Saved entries
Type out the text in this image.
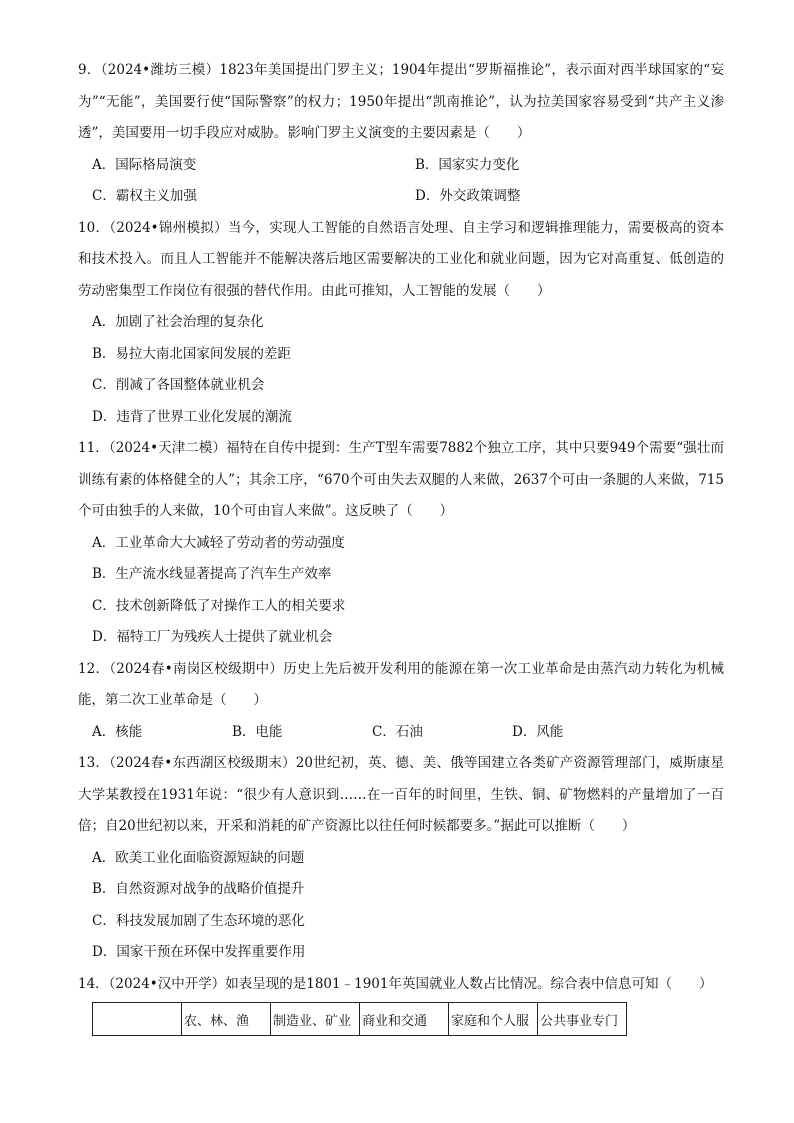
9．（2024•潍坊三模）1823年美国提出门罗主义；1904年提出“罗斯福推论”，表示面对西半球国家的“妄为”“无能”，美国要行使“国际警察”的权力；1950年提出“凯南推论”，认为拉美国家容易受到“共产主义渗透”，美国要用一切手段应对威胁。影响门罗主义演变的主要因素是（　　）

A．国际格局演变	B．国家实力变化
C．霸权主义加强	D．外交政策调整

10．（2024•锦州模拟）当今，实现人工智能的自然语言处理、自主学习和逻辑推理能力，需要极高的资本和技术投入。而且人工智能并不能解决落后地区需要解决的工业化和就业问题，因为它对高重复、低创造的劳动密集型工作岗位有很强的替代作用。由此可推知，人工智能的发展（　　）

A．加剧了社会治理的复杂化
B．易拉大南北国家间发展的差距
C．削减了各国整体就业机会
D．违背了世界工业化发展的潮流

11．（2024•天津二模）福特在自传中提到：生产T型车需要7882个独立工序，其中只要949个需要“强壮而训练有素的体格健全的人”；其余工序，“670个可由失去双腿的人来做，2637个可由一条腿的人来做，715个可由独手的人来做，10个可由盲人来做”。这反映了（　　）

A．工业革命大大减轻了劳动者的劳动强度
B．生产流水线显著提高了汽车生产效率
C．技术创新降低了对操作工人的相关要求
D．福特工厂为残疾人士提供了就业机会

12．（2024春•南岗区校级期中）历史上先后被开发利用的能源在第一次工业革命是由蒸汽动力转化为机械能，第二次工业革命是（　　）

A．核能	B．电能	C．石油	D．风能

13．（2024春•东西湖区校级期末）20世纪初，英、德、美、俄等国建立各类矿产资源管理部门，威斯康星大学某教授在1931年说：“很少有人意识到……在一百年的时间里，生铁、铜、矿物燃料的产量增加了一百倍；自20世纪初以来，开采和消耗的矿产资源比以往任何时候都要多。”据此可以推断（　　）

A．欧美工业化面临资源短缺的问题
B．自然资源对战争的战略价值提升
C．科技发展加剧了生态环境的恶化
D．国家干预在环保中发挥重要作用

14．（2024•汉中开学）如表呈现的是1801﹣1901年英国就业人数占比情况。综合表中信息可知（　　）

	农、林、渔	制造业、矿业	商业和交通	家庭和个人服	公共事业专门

Exercise details
Quote the records in full and exactly; skip any image.

The answer
Type out the text in this image.
9．（2024•潍坊三模）1823年美国提出门罗主义；1904年提出“罗斯福推论”，表示面对西半球国家的“妄为”“无能”，美国要行使“国际警察”的权力；1950年提出“凯南推论”，认为拉美国家容易受到“共产主义渗透”，美国要用一切手段应对威胁。影响门罗主义演变的主要因素是（　　）

A．国际格局演变	B．国家实力变化
C．霸权主义加强	D．外交政策调整

10．（2024•锦州模拟）当今，实现人工智能的自然语言处理、自主学习和逻辑推理能力，需要极高的资本和技术投入。而且人工智能并不能解决落后地区需要解决的工业化和就业问题，因为它对高重复、低创造的劳动密集型工作岗位有很强的替代作用。由此可推知，人工智能的发展（　　）

A．加剧了社会治理的复杂化
B．易拉大南北国家间发展的差距
C．削减了各国整体就业机会
D．违背了世界工业化发展的潮流

11．（2024•天津二模）福特在自传中提到：生产T型车需要7882个独立工序，其中只要949个需要“强壮而训练有素的体格健全的人”；其余工序，“670个可由失去双腿的人来做，2637个可由一条腿的人来做，715个可由独手的人来做，10个可由盲人来做”。这反映了（　　）

A．工业革命大大减轻了劳动者的劳动强度
B．生产流水线显著提高了汽车生产效率
C．技术创新降低了对操作工人的相关要求
D．福特工厂为残疾人士提供了就业机会

12．（2024春•南岗区校级期中）历史上先后被开发利用的能源在第一次工业革命是由蒸汽动力转化为机械能，第二次工业革命是（　　）

A．核能	B．电能	C．石油	D．风能

13．（2024春•东西湖区校级期末）20世纪初，英、德、美、俄等国建立各类矿产资源管理部门，威斯康星大学某教授在1931年说：“很少有人意识到……在一百年的时间里，生铁、铜、矿物燃料的产量增加了一百倍；自20世纪初以来，开采和消耗的矿产资源比以往任何时候都要多。”据此可以推断（　　）

A．欧美工业化面临资源短缺的问题
B．自然资源对战争的战略价值提升
C．科技发展加剧了生态环境的恶化
D．国家干预在环保中发挥重要作用

14．（2024•汉中开学）如表呈现的是1801﹣1901年英国就业人数占比情况。综合表中信息可知（　　）

	农、林、渔	制造业、矿业	商业和交通	家庭和个人服	公共事业专门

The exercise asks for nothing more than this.